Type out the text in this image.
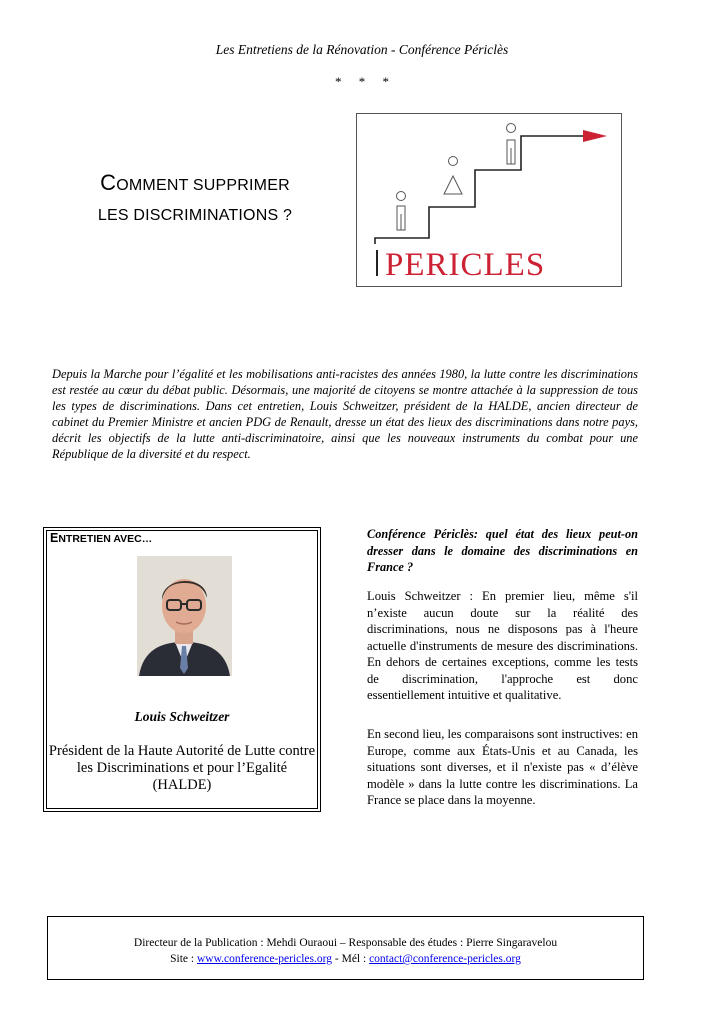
Les Entretiens de la Rénovation - Conférence Périclès
* * *
COMMENT SUPPRIMER
LES DISCRIMINATIONS ?
PERICLES
Depuis la Marche pour l’égalité et les mobilisations anti-racistes des années 1980, la lutte contre les discriminations est restée au cœur du débat public. Désormais, une majorité de citoyens se montre attachée à la suppression de tous les types de discriminations. Dans cet entretien, Louis Schweitzer, président de la HALDE, ancien directeur de cabinet du Premier Ministre et ancien PDG de Renault, dresse un état des lieux des discriminations dans notre pays, décrit les objectifs de la lutte anti-discriminatoire, ainsi que les nouveaux instruments du combat pour une République de la diversité et du respect.
ENTRETIEN AVEC…
Louis Schweitzer
Président de la Haute Autorité de Lutte contre les Discriminations et pour l’Egalité (HALDE)
Conférence Périclès: quel état des lieux peut-on dresser dans le domaine des discriminations en France ?
Louis Schweitzer : En premier lieu, même s'il n’existe aucun doute sur la réalité des discriminations, nous ne disposons pas à l'heure actuelle d'instruments de mesure des discriminations. En dehors de certaines exceptions, comme les tests de discrimination, l'approche est donc essentiellement intuitive et qualitative.
En second lieu, les comparaisons sont instructives: en Europe, comme aux États-Unis et au Canada, les situations sont diverses, et il n'existe pas « d’élève modèle » dans la lutte contre les discriminations. La France se place dans la moyenne.
Directeur de la Publication : Mehdi Ouraoui – Responsable des études : Pierre Singaravelou
Site : www.conference-pericles.org - Mél : contact@conference-pericles.org
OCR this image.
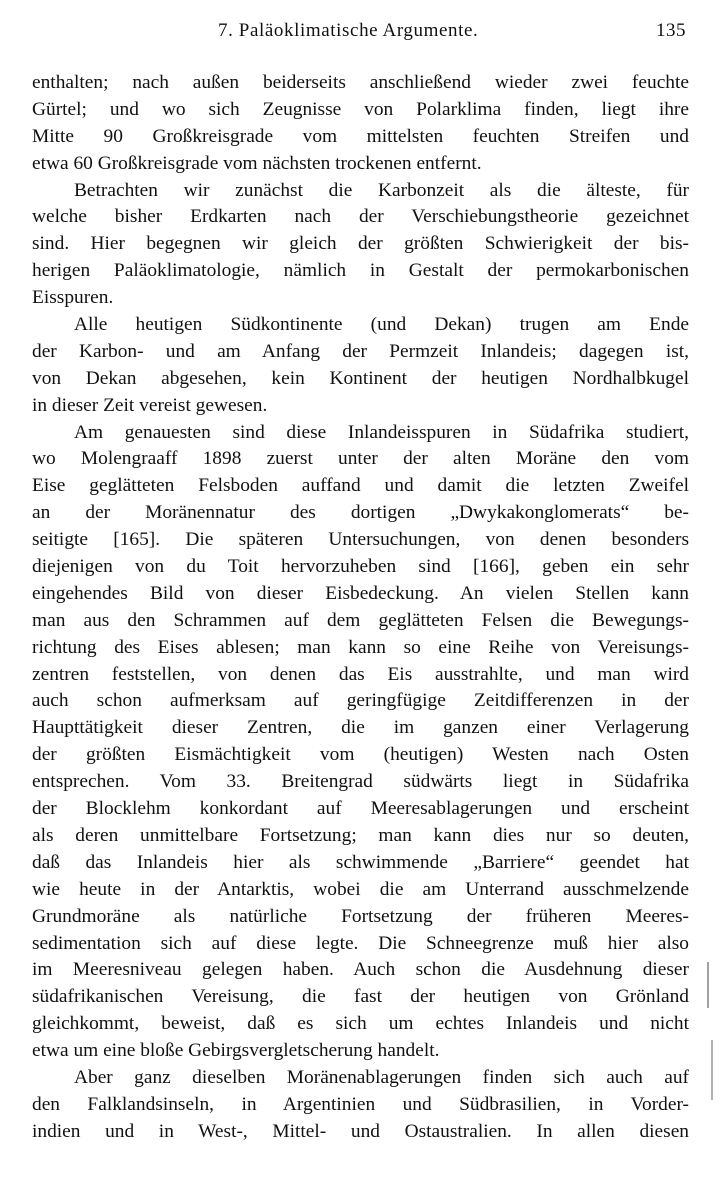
7. Paläoklimatische Argumente.	135
enthalten; nach außen beiderseits anschließend wieder zwei feuchte
Gürtel; und wo sich Zeugnisse von Polarklima finden, liegt ihre
Mitte 90 Großkreisgrade vom mittelsten feuchten Streifen und
etwa 60 Großkreisgrade vom nächsten trockenen entfernt.
Betrachten wir zunächst die Karbonzeit als die älteste, für
welche bisher Erdkarten nach der Verschiebungstheorie gezeichnet
sind. Hier begegnen wir gleich der größten Schwierigkeit der bis-
herigen Paläoklimatologie, nämlich in Gestalt der permokarbonischen
Eisspuren.
Alle heutigen Südkontinente (und Dekan) trugen am Ende
der Karbon- und am Anfang der Permzeit Inlandeis; dagegen ist,
von Dekan abgesehen, kein Kontinent der heutigen Nordhalbkugel
in dieser Zeit vereist gewesen.
Am genauesten sind diese Inlandeisspuren in Südafrika studiert,
wo Molengraaff 1898 zuerst unter der alten Moräne den vom
Eise geglätteten Felsboden auffand und damit die letzten Zweifel
an der Moränennatur des dortigen „Dwykakonglomerats“ be-
seitigte [165]. Die späteren Untersuchungen, von denen besonders
diejenigen von du Toit hervorzuheben sind [166], geben ein sehr
eingehendes Bild von dieser Eisbedeckung. An vielen Stellen kann
man aus den Schrammen auf dem geglätteten Felsen die Bewegungs-
richtung des Eises ablesen; man kann so eine Reihe von Vereisungs-
zentren feststellen, von denen das Eis ausstrahlte, und man wird
auch schon aufmerksam auf geringfügige Zeitdifferenzen in der
Haupttätigkeit dieser Zentren, die im ganzen einer Verlagerung
der größten Eismächtigkeit vom (heutigen) Westen nach Osten
entsprechen. Vom 33. Breitengrad südwärts liegt in Südafrika
der Blocklehm konkordant auf Meeresablagerungen und erscheint
als deren unmittelbare Fortsetzung; man kann dies nur so deuten,
daß das Inlandeis hier als schwimmende „Barriere“ geendet hat
wie heute in der Antarktis, wobei die am Unterrand ausschmelzende
Grundmoräne als natürliche Fortsetzung der früheren Meeres-
sedimentation sich auf diese legte. Die Schneegrenze muß hier also
im Meeresniveau gelegen haben. Auch schon die Ausdehnung dieser
südafrikanischen Vereisung, die fast der heutigen von Grönland
gleichkommt, beweist, daß es sich um echtes Inlandeis und nicht
etwa um eine bloße Gebirgsvergletscherung handelt.
Aber ganz dieselben Moränenablagerungen finden sich auch auf
den Falklandsinseln, in Argentinien und Südbrasilien, in Vorder-
indien und in West-, Mittel- und Ostaustralien. In allen diesen
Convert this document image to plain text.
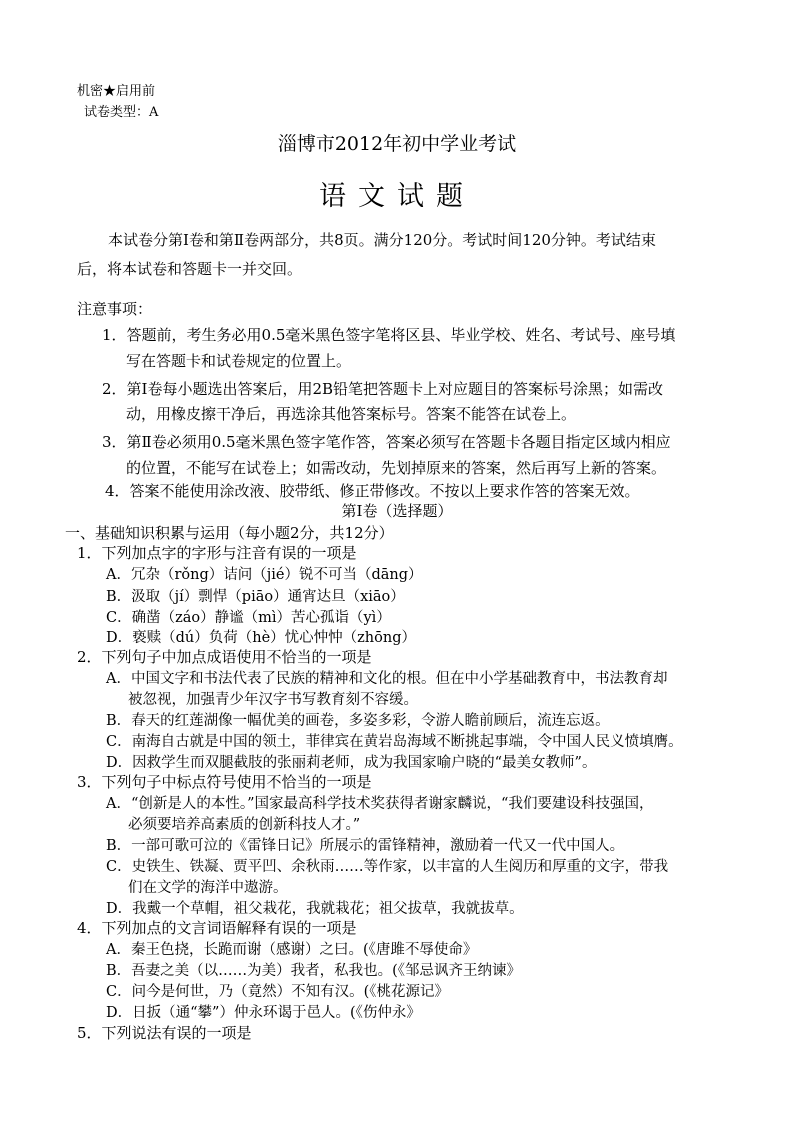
机密★启用前
试卷类型：A
淄博市2012年初中学业考试
语文试题
本试卷分第Ⅰ卷和第Ⅱ卷两部分，共8页。满分120分。考试时间120分钟。考试结束
后，将本试卷和答题卡一并交回。
注意事项：
1．答题前，考生务必用0.5毫米黑色签字笔将区县、毕业学校、姓名、考试号、座号填
写在答题卡和试卷规定的位置上。
2．第Ⅰ卷每小题选出答案后，用2B铅笔把答题卡上对应题目的答案标号涂黑；如需改
动，用橡皮擦干净后，再选涂其他答案标号。答案不能答在试卷上。
3．第Ⅱ卷必须用0.5毫米黑色签字笔作答，答案必须写在答题卡各题目指定区域内相应
的位置，不能写在试卷上；如需改动，先划掉原来的答案，然后再写上新的答案。
4．答案不能使用涂改液、胶带纸、修正带修改。不按以上要求作答的答案无效。
第Ⅰ卷（选择题）
一、基础知识积累与运用（每小题2分，共12分）
1．下列加点字的字形与注音有误的一项是
A．冗杂（rǒng）诘问（jié）锐不可当（dāng）
B．汲取（jí）剽悍（piāo）通宵达旦（xiāo）
C．确凿（záo）静谧（mì）苦心孤诣（yì）
D．亵赎（dú）负荷（hè）忧心忡忡（zhōng）
2．下列句子中加点成语使用不恰当的一项是
A．中国文字和书法代表了民族的精神和文化的根。但在中小学基础教育中，书法教育却
被忽视，加强青少年汉字书写教育刻不容缓。
B．春天的红莲湖像一幅优美的画卷，多姿多彩，令游人瞻前顾后，流连忘返。
C．南海自古就是中国的领土，菲律宾在黄岩岛海域不断挑起事端，令中国人民义愤填膺。
D．因救学生而双腿截肢的张丽莉老师，成为我国家喻户晓的“最美女教师”。
3．下列句子中标点符号使用不恰当的一项是
A．“创新是人的本性。”国家最高科学技术奖获得者谢家麟说，“我们要建设科技强国，
必须要培养高素质的创新科技人才。”
B．一部可歌可泣的《雷锋日记》所展示的雷锋精神，激励着一代又一代中国人。
C．史铁生、铁凝、贾平凹、余秋雨……等作家，以丰富的人生阅历和厚重的文字，带我
们在文学的海洋中遨游。
D．我戴一个草帽，祖父栽花，我就栽花；祖父拔草，我就拔草。
4．下列加点的文言词语解释有误的一项是
A．秦王色挠，长跪而谢（感谢）之曰。(《唐雎不辱使命》
B．吾妻之美（以……为美）我者，私我也。(《邹忌讽齐王纳谏》
C．问今是何世，乃（竟然）不知有汉。(《桃花源记》
D．日扳（通“攀”）仲永环谒于邑人。(《伤仲永》
5．下列说法有误的一项是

=-=-=-=-=

## Given instruction
Pictures don't belong in the copy. Restate all the entries exactly.

## Completed task
Type out the text in this image.
Les Entretiens de la Rénovation - Conférence Périclès
* * *
COMMENT SUPPRIMER
LES DISCRIMINATIONS ?
PERICLES
Depuis la Marche pour l’égalité et les mobilisations anti-racistes des années 1980, la lutte contre les discriminations est restée au cœur du débat public. Désormais, une majorité de citoyens se montre attachée à la suppression de tous les types de discriminations. Dans cet entretien, Louis Schweitzer, président de la HALDE, ancien directeur de cabinet du Premier Ministre et ancien PDG de Renault, dresse un état des lieux des discriminations dans notre pays, décrit les objectifs de la lutte anti-discriminatoire, ainsi que les nouveaux instruments du combat pour une République de la diversité et du respect.
ENTRETIEN AVEC…
Louis Schweitzer
Président de la Haute Autorité de Lutte contre les Discriminations et pour l’Egalité (HALDE)
Conférence Périclès: quel état des lieux peut-on dresser dans le domaine des discriminations en France ?
Louis Schweitzer : En premier lieu, même s'il n’existe aucun doute sur la réalité des discriminations, nous ne disposons pas à l'heure actuelle d'instruments de mesure des discriminations. En dehors de certaines exceptions, comme les tests de discrimination, l'approche est donc essentiellement intuitive et qualitative.
En second lieu, les comparaisons sont instructives: en Europe, comme aux États-Unis et au Canada, les situations sont diverses, et il n'existe pas « d’élève modèle » dans la lutte contre les discriminations. La France se place dans la moyenne.
Directeur de la Publication : Mehdi Ouraoui – Responsable des études : Pierre Singaravelou
Site : www.conference-pericles.org - Mél : contact@conference-pericles.org
OCR this image.
7. Paläoklimatische Argumente.	135
enthalten; nach außen beiderseits anschließend wieder zwei feuchte
Gürtel; und wo sich Zeugnisse von Polarklima finden, liegt ihre
Mitte 90 Großkreisgrade vom mittelsten feuchten Streifen und
etwa 60 Großkreisgrade vom nächsten trockenen entfernt.
Betrachten wir zunächst die Karbonzeit als die älteste, für
welche bisher Erdkarten nach der Verschiebungstheorie gezeichnet
sind. Hier begegnen wir gleich der größten Schwierigkeit der bis-
herigen Paläoklimatologie, nämlich in Gestalt der permokarbonischen
Eisspuren.
Alle heutigen Südkontinente (und Dekan) trugen am Ende
der Karbon- und am Anfang der Permzeit Inlandeis; dagegen ist,
von Dekan abgesehen, kein Kontinent der heutigen Nordhalbkugel
in dieser Zeit vereist gewesen.
Am genauesten sind diese Inlandeisspuren in Südafrika studiert,
wo Molengraaff 1898 zuerst unter der alten Moräne den vom
Eise geglätteten Felsboden auffand und damit die letzten Zweifel
an der Moränennatur des dortigen „Dwykakonglomerats“ be-
seitigte [165]. Die späteren Untersuchungen, von denen besonders
diejenigen von du Toit hervorzuheben sind [166], geben ein sehr
eingehendes Bild von dieser Eisbedeckung. An vielen Stellen kann
man aus den Schrammen auf dem geglätteten Felsen die Bewegungs-
richtung des Eises ablesen; man kann so eine Reihe von Vereisungs-
zentren feststellen, von denen das Eis ausstrahlte, und man wird
auch schon aufmerksam auf geringfügige Zeitdifferenzen in der
Haupttätigkeit dieser Zentren, die im ganzen einer Verlagerung
der größten Eismächtigkeit vom (heutigen) Westen nach Osten
entsprechen. Vom 33. Breitengrad südwärts liegt in Südafrika
der Blocklehm konkordant auf Meeresablagerungen und erscheint
als deren unmittelbare Fortsetzung; man kann dies nur so deuten,
daß das Inlandeis hier als schwimmende „Barriere“ geendet hat
wie heute in der Antarktis, wobei die am Unterrand ausschmelzende
Grundmoräne als natürliche Fortsetzung der früheren Meeres-
sedimentation sich auf diese legte. Die Schneegrenze muß hier also
im Meeresniveau gelegen haben. Auch schon die Ausdehnung dieser
südafrikanischen Vereisung, die fast der heutigen von Grönland
gleichkommt, beweist, daß es sich um echtes Inlandeis und nicht
etwa um eine bloße Gebirgsvergletscherung handelt.
Aber ganz dieselben Moränenablagerungen finden sich auch auf
den Falklandsinseln, in Argentinien und Südbrasilien, in Vorder-
indien und in West-, Mittel- und Ostaustralien. In allen diesen
Convert this document image to plain text.
机密★启用前
试卷类型：A
淄博市2012年初中学业考试
语文试题
本试卷分第Ⅰ卷和第Ⅱ卷两部分，共8页。满分120分。考试时间120分钟。考试结束
后，将本试卷和答题卡一并交回。
注意事项：
1．答题前，考生务必用0.5毫米黑色签字笔将区县、毕业学校、姓名、考试号、座号填
写在答题卡和试卷规定的位置上。
2．第Ⅰ卷每小题选出答案后，用2B铅笔把答题卡上对应题目的答案标号涂黑；如需改
动，用橡皮擦干净后，再选涂其他答案标号。答案不能答在试卷上。
3．第Ⅱ卷必须用0.5毫米黑色签字笔作答，答案必须写在答题卡各题目指定区域内相应
的位置，不能写在试卷上；如需改动，先划掉原来的答案，然后再写上新的答案。
4．答案不能使用涂改液、胶带纸、修正带修改。不按以上要求作答的答案无效。
第Ⅰ卷（选择题）
一、基础知识积累与运用（每小题2分，共12分）
1．下列加点字的字形与注音有误的一项是
A．冗杂（rǒng）诘问（jié）锐不可当（dāng）
B．汲取（jí）剽悍（piāo）通宵达旦（xiāo）
C．确凿（záo）静谧（mì）苦心孤诣（yì）
D．亵赎（dú）负荷（hè）忧心忡忡（zhōng）
2．下列句子中加点成语使用不恰当的一项是
A．中国文字和书法代表了民族的精神和文化的根。但在中小学基础教育中，书法教育却
被忽视，加强青少年汉字书写教育刻不容缓。
B．春天的红莲湖像一幅优美的画卷，多姿多彩，令游人瞻前顾后，流连忘返。
C．南海自古就是中国的领土，菲律宾在黄岩岛海域不断挑起事端，令中国人民义愤填膺。
D．因救学生而双腿截肢的张丽莉老师，成为我国家喻户晓的“最美女教师”。
3．下列句子中标点符号使用不恰当的一项是
A．“创新是人的本性。”国家最高科学技术奖获得者谢家麟说，“我们要建设科技强国，
必须要培养高素质的创新科技人才。”
B．一部可歌可泣的《雷锋日记》所展示的雷锋精神，激励着一代又一代中国人。
C．史铁生、铁凝、贾平凹、余秋雨……等作家，以丰富的人生阅历和厚重的文字，带我
们在文学的海洋中遨游。
D．我戴一个草帽，祖父栽花，我就栽花；祖父拔草，我就拔草。
4．下列加点的文言词语解释有误的一项是
A．秦王色挠，长跪而谢（感谢）之曰。(《唐雎不辱使命》
B．吾妻之美（以……为美）我者，私我也。(《邹忌讽齐王纳谏》
C．问今是何世，乃（竟然）不知有汉。(《桃花源记》
D．日扳（通“攀”）仲永环谒于邑人。(《伤仲永》
5．下列说法有误的一项是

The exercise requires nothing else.